## Task requirements
Report every line from the material that contains the word "right".

┄┄┄┄┄┄┄┄┄┄

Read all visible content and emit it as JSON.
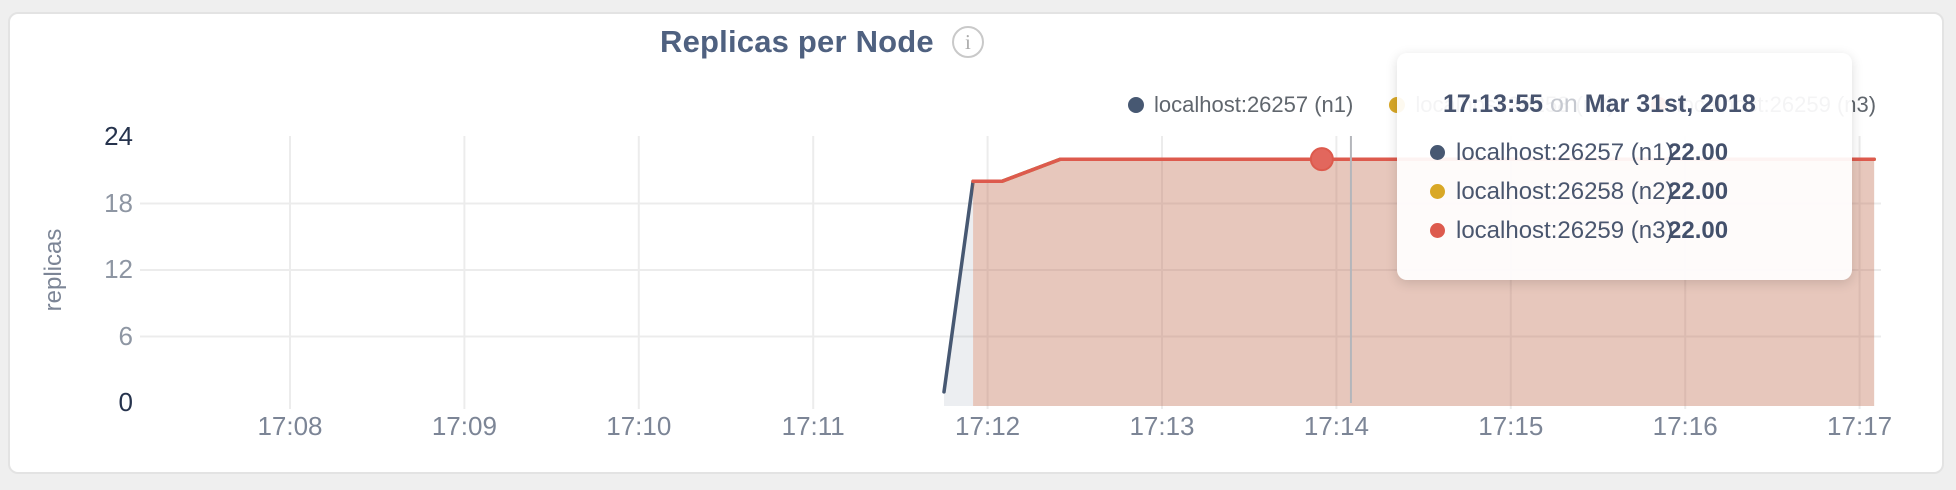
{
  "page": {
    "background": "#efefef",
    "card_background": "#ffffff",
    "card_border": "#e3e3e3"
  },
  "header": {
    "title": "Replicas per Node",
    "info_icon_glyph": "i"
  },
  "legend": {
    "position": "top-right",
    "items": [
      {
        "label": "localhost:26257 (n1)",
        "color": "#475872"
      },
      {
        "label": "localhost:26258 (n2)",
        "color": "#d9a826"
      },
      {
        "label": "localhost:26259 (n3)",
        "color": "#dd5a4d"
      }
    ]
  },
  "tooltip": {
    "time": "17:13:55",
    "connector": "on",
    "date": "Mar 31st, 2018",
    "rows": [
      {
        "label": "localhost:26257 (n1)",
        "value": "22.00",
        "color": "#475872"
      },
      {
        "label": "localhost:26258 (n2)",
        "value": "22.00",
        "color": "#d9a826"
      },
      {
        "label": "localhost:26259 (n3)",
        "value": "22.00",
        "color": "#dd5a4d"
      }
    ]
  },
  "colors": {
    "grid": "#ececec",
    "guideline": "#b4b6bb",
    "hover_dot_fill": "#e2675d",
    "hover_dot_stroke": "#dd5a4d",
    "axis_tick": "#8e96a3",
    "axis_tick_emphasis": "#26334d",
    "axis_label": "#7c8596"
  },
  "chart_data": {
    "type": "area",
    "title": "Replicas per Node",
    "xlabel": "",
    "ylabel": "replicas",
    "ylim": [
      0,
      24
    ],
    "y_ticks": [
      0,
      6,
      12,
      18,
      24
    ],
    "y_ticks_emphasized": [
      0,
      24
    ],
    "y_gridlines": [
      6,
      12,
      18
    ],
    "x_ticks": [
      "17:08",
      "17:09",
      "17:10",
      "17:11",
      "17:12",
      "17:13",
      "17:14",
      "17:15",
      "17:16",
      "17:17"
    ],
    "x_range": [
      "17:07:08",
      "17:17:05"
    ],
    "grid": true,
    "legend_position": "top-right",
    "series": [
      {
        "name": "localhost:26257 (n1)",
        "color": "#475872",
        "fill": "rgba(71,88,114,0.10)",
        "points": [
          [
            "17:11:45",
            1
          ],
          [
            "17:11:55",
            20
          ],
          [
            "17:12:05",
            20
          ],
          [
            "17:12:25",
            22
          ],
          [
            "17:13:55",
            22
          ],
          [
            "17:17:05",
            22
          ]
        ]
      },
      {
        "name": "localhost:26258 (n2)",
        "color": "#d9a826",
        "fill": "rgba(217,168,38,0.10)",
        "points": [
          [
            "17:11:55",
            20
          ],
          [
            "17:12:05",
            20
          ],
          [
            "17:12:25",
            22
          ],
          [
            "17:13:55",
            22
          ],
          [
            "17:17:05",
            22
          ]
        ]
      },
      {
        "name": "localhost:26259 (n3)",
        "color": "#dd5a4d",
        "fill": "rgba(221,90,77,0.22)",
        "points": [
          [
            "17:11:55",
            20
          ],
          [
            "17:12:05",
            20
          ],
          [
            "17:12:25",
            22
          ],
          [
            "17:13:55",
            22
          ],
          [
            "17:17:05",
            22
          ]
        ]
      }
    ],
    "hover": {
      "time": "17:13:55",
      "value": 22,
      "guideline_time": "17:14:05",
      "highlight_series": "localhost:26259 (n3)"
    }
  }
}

┄┄┄┄┄┄┄┄┄┄

## Worked solution
    "position": "top-right",
    "legend_position": "top-right",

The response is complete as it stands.